Problem to work on – Give every entry again, word for word and in full.

Provided records –
|---|

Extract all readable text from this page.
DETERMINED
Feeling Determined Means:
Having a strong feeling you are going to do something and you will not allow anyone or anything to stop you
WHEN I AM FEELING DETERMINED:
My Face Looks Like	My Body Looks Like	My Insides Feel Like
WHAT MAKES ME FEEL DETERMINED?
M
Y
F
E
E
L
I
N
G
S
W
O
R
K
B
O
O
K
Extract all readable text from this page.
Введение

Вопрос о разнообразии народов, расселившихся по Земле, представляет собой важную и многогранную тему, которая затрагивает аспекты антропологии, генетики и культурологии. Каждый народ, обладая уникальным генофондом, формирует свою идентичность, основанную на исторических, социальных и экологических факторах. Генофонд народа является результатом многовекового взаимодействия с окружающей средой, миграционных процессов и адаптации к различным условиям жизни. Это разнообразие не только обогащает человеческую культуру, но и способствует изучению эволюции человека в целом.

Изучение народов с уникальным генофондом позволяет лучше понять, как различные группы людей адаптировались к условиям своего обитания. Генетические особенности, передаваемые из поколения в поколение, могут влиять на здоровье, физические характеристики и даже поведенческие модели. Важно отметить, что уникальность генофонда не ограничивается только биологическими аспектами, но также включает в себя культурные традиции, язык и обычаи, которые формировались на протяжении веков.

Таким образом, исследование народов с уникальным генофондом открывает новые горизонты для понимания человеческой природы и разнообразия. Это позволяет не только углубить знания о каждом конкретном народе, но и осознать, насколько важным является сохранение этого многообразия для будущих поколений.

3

|---|

Solution to this task –
Extract all readable text from this page.
DETERMINED
Feeling Determined Means:
Having a strong feeling you are going to do something and you will not allow anyone or anything to stop you
WHEN I AM FEELING DETERMINED:
My Face Looks Like	My Body Looks Like	My Insides Feel Like
WHAT MAKES ME FEEL DETERMINED?
M
Y
F
E
E
L
I
N
G
S
W
O
R
K
B
O
O
K
Extract all readable text from this page.
Введение

Вопрос о разнообразии народов, расселившихся по Земле, представляет собой важную и многогранную тему, которая затрагивает аспекты антропологии, генетики и культурологии. Каждый народ, обладая уникальным генофондом, формирует свою идентичность, основанную на исторических, социальных и экологических факторах. Генофонд народа является результатом многовекового взаимодействия с окружающей средой, миграционных процессов и адаптации к различным условиям жизни. Это разнообразие не только обогащает человеческую культуру, но и способствует изучению эволюции человека в целом.

Изучение народов с уникальным генофондом позволяет лучше понять, как различные группы людей адаптировались к условиям своего обитания. Генетические особенности, передаваемые из поколения в поколение, могут влиять на здоровье, физические характеристики и даже поведенческие модели. Важно отметить, что уникальность генофонда не ограничивается только биологическими аспектами, но также включает в себя культурные традиции, язык и обычаи, которые формировались на протяжении веков.

Таким образом, исследование народов с уникальным генофондом открывает новые горизонты для понимания человеческой природы и разнообразия. Это позволяет не только углубить знания о каждом конкретном народе, но и осознать, насколько важным является сохранение этого многообразия для будущих поколений.

3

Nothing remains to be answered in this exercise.